Your reply should be a single number: how many lines contain the string "haversian".

BEGIN Input data

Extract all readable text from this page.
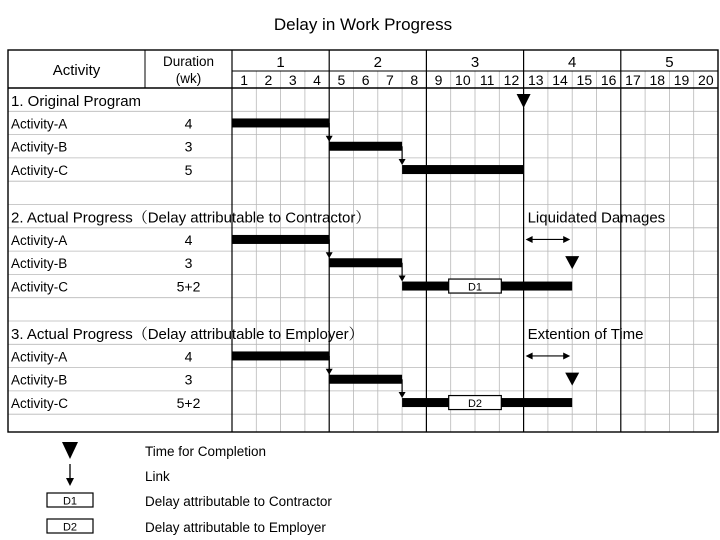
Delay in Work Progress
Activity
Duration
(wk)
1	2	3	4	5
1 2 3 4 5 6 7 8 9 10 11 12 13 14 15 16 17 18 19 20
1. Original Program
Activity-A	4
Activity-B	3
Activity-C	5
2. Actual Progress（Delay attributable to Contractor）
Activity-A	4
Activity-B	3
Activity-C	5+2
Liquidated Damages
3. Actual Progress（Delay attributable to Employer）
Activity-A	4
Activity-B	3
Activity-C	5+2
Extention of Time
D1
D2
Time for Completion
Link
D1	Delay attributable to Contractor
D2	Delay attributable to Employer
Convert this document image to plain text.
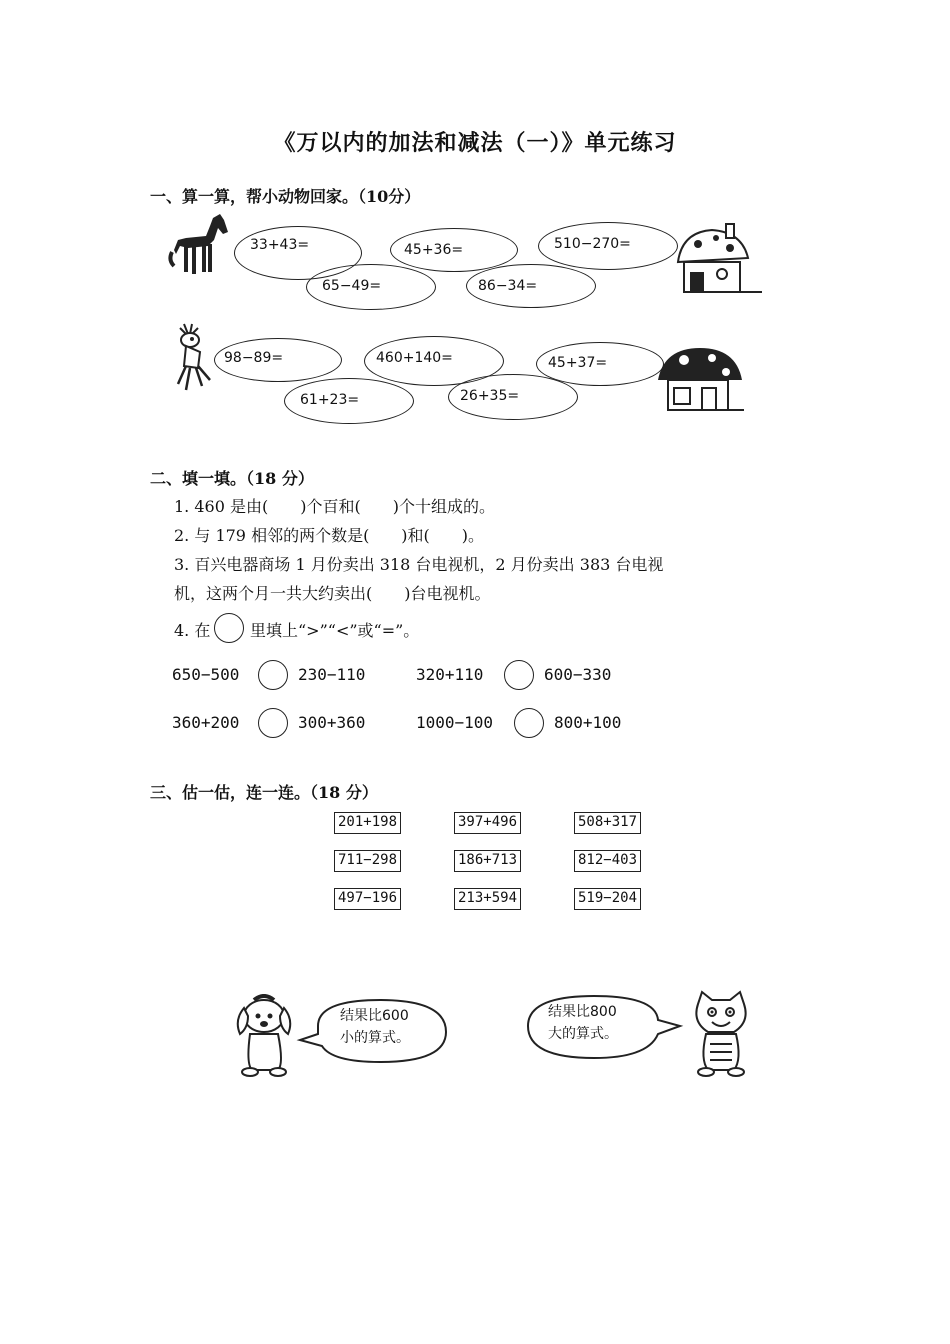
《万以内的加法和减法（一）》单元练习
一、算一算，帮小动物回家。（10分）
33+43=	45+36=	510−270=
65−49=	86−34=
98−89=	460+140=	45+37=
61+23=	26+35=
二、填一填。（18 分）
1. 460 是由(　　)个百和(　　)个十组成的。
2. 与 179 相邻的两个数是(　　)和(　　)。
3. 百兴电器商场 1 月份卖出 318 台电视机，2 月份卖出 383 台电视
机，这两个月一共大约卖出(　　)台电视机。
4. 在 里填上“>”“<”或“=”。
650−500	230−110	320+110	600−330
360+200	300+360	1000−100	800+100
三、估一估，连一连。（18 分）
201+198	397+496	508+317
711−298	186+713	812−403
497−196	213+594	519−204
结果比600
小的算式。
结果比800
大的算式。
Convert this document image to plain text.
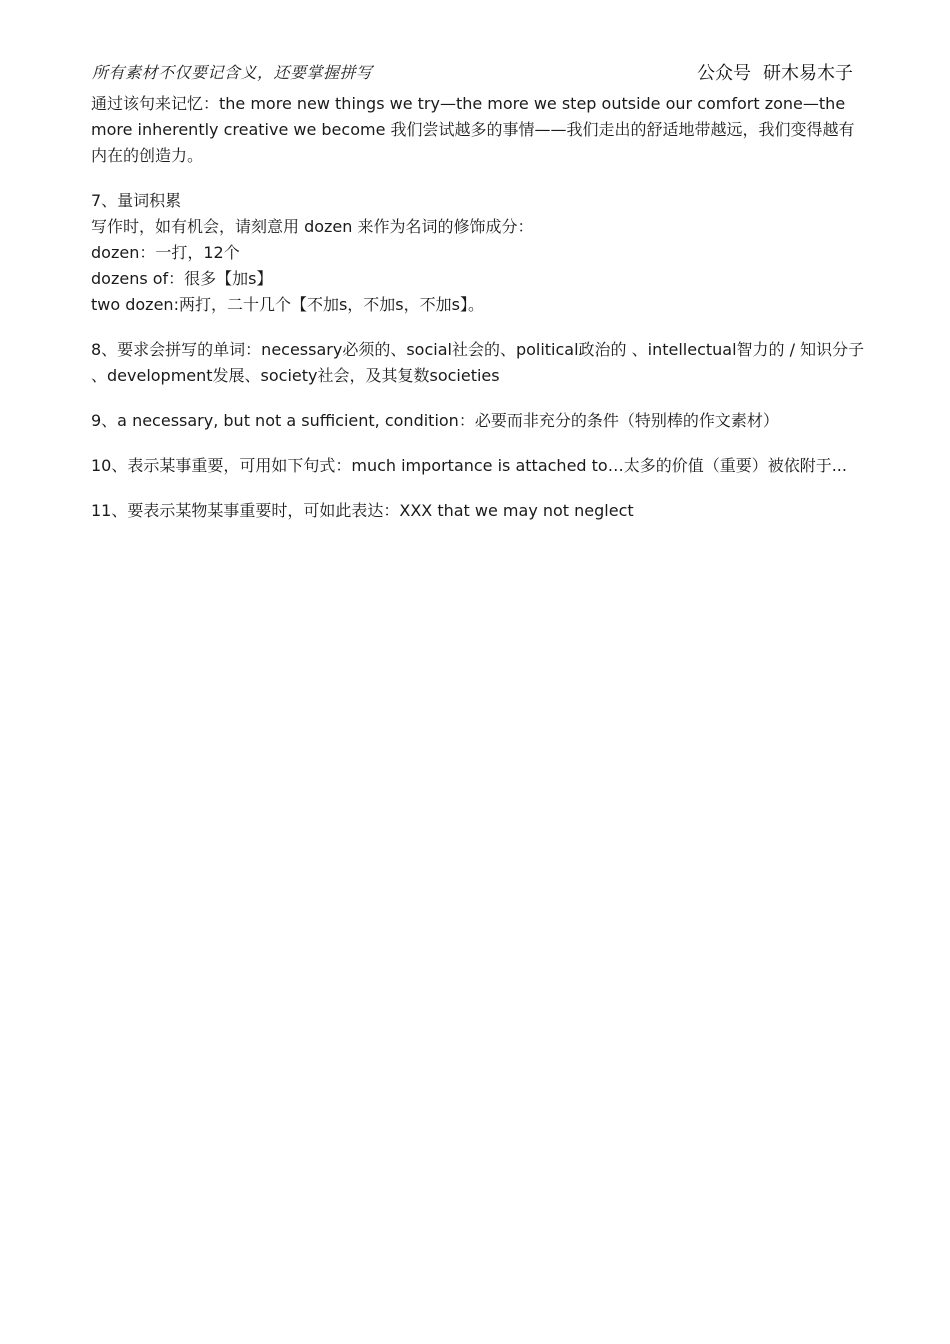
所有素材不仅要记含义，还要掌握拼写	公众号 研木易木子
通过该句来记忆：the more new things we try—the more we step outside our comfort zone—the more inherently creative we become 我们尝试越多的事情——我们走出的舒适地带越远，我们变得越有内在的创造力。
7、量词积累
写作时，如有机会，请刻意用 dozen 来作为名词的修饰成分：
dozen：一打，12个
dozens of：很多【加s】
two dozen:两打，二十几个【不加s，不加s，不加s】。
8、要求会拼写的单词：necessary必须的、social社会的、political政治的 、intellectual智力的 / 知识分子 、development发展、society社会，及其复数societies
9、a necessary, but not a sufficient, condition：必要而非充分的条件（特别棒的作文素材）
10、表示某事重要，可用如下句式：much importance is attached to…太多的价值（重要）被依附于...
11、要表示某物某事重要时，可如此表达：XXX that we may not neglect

END Input data
BEGIN Input data

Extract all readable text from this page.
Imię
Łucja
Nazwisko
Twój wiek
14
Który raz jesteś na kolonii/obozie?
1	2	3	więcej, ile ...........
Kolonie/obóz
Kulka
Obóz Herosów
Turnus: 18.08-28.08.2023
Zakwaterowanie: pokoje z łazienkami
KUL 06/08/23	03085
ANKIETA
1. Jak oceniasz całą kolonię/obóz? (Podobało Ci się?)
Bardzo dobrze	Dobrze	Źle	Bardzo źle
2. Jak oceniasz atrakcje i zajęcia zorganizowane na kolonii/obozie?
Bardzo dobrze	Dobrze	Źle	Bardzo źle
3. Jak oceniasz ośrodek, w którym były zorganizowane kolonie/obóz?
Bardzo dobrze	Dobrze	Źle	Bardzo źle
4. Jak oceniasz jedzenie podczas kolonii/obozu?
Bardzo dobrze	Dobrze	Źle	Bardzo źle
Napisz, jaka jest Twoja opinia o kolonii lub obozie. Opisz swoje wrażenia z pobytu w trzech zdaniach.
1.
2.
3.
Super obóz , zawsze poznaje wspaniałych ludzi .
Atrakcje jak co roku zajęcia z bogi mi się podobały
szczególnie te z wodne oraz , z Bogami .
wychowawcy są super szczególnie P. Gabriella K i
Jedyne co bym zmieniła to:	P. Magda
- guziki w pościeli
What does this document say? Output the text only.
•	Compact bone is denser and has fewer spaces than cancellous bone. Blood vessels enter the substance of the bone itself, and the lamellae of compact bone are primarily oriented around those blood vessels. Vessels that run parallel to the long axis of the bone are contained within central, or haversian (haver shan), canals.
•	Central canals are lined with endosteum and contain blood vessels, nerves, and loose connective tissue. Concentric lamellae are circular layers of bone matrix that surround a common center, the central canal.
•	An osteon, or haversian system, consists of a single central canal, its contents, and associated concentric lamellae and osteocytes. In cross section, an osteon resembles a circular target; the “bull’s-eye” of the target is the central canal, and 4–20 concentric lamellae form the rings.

END Input data

• Final answer:
2